Updated: Aug 27th, 2015 | Vance Harwood

In the aftermath of the 2010 Flash Crash the SEC investigated ways to prevent the widespread disruption of prices that led to trades at absurd levels.  One of the outcomes was the creation of single stock circuit breakers across the entire market (SEC document).  These breakers are designed to halt trading at specific points to allow markets to stabilize before restarting.  Bigger drops triggered longer waits between restarts.

On Monday, August 24th we saw a test of these circuit breakers for Exchange Traded Funds (ETFs). They failed miserably.

Things weren’t as bad as the 2010 Flash Crash, but that’s faint praise indeed, and it wasn’t just small, low liquidity funds that suffered.

Guggenheim’s S&P 500 Equal Weight ETF (RSP) has $9.5 billion in assets, yet look at what happened on the 24th.


A 38% drawdown from its opening value.

David Nadig from does an excellent detailed analysis of what happened with RSP in Understanding ETF Flash Crashes, including the action of the SEC mandated circuit breakers that “moderated” the crash.

The bottom line is that the essential 2nd tier of liquidity providers for this ETF, the market makers / authorized participates were on the sidelines during this flash crash.

Entries provided ->
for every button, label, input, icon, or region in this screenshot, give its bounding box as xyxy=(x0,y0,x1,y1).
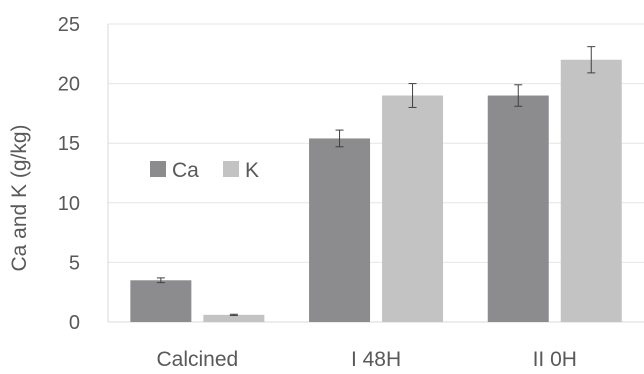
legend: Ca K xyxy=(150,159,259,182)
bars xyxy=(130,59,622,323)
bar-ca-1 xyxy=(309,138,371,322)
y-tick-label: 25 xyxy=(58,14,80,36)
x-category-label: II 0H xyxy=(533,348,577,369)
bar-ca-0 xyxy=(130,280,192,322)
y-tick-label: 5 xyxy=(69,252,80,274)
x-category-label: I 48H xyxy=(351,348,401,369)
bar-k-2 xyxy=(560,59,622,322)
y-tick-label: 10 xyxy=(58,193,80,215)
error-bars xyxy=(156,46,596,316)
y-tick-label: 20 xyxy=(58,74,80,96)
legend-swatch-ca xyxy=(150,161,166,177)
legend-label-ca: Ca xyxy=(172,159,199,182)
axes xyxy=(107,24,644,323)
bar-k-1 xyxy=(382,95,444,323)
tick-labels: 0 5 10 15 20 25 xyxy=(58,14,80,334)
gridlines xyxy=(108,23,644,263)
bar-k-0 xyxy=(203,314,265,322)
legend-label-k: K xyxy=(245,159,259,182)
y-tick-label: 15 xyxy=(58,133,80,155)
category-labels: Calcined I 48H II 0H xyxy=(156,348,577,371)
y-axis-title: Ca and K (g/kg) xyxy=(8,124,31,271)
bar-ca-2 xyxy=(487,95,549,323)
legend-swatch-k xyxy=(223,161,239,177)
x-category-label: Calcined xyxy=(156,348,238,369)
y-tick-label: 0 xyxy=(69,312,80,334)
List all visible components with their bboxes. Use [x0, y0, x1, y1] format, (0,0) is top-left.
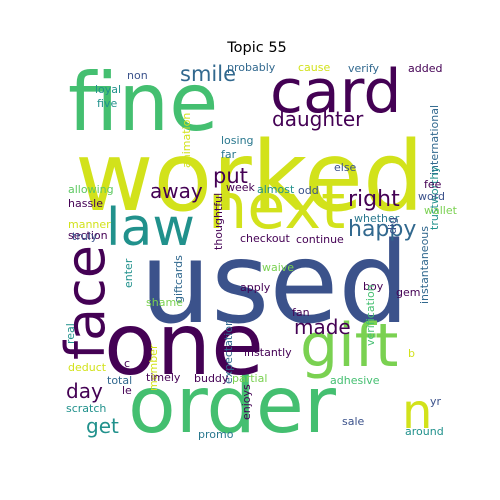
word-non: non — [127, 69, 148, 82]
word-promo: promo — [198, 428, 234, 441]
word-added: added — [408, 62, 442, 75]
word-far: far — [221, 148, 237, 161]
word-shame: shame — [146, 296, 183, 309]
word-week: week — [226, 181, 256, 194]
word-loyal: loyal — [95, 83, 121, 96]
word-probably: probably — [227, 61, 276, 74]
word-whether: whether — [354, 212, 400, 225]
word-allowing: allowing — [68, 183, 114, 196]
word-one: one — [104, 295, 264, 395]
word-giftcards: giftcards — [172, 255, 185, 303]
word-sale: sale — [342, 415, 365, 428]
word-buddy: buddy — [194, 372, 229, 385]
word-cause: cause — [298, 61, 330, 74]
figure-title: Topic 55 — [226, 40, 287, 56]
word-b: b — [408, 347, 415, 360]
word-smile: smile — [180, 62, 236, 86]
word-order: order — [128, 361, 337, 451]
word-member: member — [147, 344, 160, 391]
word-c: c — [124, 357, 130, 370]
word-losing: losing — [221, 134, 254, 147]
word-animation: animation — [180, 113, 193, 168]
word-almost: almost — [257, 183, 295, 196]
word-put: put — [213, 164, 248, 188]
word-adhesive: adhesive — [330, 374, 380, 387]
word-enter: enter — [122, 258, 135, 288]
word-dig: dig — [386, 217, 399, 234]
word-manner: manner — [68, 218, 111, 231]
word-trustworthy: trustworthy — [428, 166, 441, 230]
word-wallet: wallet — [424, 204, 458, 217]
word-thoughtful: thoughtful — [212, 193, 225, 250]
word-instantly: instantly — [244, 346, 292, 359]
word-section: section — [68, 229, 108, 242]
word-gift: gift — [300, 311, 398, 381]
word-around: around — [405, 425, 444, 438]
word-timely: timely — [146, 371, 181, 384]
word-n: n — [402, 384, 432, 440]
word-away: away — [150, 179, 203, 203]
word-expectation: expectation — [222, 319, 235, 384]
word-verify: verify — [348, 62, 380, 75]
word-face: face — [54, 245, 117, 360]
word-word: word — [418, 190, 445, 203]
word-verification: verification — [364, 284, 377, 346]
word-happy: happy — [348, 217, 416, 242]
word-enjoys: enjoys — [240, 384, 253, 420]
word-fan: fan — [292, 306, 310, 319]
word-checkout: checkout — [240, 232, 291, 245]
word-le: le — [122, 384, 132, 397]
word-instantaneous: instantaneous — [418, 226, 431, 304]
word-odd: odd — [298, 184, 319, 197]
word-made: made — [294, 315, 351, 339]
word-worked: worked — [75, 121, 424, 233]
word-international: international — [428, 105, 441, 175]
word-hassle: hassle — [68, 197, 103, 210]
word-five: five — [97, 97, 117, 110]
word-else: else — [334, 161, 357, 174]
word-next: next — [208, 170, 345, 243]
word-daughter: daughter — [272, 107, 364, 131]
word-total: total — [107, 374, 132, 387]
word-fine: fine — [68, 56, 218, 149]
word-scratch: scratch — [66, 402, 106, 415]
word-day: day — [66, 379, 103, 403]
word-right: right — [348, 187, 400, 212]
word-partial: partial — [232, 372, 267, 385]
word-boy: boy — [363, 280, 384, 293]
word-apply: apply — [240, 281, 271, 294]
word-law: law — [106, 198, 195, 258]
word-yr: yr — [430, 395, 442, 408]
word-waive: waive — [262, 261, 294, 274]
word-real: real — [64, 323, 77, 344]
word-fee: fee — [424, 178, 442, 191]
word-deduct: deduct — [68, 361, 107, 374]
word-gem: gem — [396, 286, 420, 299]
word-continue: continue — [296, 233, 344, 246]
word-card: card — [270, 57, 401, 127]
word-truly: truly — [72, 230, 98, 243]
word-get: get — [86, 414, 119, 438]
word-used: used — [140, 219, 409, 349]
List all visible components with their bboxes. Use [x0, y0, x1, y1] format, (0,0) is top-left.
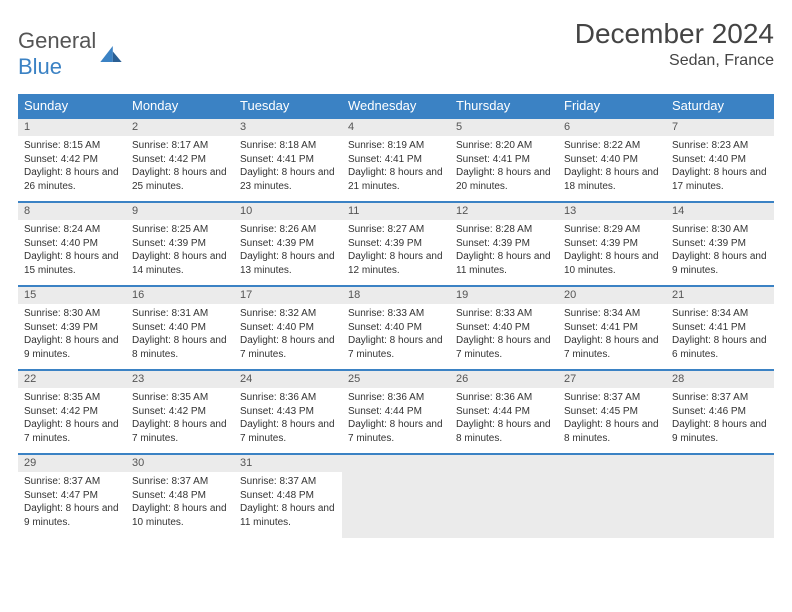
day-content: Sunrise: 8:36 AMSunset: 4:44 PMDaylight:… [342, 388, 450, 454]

Exercise requirements ->
• A. In the circuit breaker article, how large was the drawdown of Guggenheim's S&P 500 Equal Weight ETF from its opening value on August 24th?
• B. Using the circuit breaker article, explain why the single stock circuit breakers halt trading at specific points.
• C. Continue the circuit breaker article from its last sentence.
The rows are separate material from the circuit breaker article.

Answers provided ->
• A. It had a 38% drawdown from its opening value.

• B. The breakers halt trading so that markets can stabilize before trading restarts. They came out of the SEC's search, after the 2010 Flash Crash, for ways to prevent widespread price disruption that led to trades at absurd levels.

• C.
The first tier of liquidity is provided by the people/ institutions that want to buy or sell the ETF itself.  With an ETF there is a second level of liquidity providers that steps in if the trading price of the fund starts deviating significantly from the prices of the securities that underlie the fund.  These providers earn risk free profits by buying the underlying securities when relatively underpriced while simultaneously shorting the ETF or selling the underlying short when underpriced by the ETF and buying the ETF shares.

This action by the 2nd tier participants typically keeps ETFs trading close to their intraday indicative value (IV) — which is an index provided by all ETFs that computes the value of the underlying assets of the fund every 15 seconds. The chart below shows the IV values of RSP compared to its traded values.


The value of RSP’s underlying assets, its IV price, only went down 3.1% during the crash.

So the 2nd level liquidity providers were missing in action.  In fairness the IV values were probably not an accurate estimate of the prices of the underlying securities at that point—their bid / ask quotes were much wider apart than normal.  But even taking that into account the drop in value of RSP’s assets was nowhere near 38%.

Given the chaotic nature of the market I don’t blame the market makers from stepping back until things settled down a bit.  This report from iShares adds a considerable amount of detail on what happened.

Clearly the SEC did not foresee this situation.  The circuit breakers algorithms naively assumed that the listed quotes were representative of the value of the fund’s asset during chaotic times.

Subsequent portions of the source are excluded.